## WRITTEN TASK
Tally every line of the listing below that holds "percentage", then give the tally alone.

## WORKING DATA

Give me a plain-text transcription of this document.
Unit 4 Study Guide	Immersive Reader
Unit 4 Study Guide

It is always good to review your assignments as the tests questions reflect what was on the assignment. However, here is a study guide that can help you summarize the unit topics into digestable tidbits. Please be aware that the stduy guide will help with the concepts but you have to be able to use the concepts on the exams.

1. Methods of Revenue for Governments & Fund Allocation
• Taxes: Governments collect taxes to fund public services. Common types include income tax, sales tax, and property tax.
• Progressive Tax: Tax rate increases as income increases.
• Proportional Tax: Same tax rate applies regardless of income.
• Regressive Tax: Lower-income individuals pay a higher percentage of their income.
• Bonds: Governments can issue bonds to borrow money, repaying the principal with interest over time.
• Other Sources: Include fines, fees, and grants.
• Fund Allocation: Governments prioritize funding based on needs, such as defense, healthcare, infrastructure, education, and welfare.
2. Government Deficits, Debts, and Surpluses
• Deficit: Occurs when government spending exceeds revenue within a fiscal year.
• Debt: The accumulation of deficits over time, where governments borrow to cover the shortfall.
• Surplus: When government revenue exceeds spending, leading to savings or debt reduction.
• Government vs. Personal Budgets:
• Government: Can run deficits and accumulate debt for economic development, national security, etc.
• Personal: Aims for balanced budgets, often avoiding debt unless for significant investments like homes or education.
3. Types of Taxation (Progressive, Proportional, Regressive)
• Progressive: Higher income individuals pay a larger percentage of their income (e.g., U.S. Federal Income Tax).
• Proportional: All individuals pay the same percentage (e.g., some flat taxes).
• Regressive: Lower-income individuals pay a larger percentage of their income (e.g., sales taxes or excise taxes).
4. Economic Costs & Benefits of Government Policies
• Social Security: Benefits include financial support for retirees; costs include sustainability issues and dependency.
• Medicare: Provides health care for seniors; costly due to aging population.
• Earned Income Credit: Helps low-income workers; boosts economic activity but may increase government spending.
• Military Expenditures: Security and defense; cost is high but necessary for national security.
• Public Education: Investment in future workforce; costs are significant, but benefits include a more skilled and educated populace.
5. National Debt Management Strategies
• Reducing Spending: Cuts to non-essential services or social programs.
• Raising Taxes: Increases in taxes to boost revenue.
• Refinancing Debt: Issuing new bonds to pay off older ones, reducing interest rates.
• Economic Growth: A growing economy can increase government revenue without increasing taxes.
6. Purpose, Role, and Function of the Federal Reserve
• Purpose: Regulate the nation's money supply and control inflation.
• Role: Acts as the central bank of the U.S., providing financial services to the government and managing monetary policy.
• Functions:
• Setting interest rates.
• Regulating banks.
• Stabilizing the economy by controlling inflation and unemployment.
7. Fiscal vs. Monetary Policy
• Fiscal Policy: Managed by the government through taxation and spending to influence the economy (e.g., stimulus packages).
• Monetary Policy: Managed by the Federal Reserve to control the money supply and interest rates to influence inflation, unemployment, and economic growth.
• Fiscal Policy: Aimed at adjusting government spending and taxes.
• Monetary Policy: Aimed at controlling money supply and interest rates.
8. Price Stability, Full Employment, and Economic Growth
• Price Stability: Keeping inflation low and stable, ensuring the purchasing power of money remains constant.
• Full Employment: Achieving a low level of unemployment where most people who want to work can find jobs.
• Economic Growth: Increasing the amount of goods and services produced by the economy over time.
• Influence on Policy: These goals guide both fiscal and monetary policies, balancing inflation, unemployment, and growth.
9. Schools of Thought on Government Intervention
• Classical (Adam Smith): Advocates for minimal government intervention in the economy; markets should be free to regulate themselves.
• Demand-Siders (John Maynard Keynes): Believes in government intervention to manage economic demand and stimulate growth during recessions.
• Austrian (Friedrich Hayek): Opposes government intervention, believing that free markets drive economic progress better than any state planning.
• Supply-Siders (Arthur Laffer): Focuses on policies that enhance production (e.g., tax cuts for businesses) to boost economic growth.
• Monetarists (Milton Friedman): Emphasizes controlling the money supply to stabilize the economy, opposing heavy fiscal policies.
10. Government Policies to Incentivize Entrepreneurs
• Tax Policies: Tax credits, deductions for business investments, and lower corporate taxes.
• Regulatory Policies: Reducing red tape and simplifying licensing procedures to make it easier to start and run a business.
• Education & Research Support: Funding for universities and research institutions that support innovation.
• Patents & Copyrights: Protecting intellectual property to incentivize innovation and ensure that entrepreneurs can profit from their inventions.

## EXPECTED ANSWER
4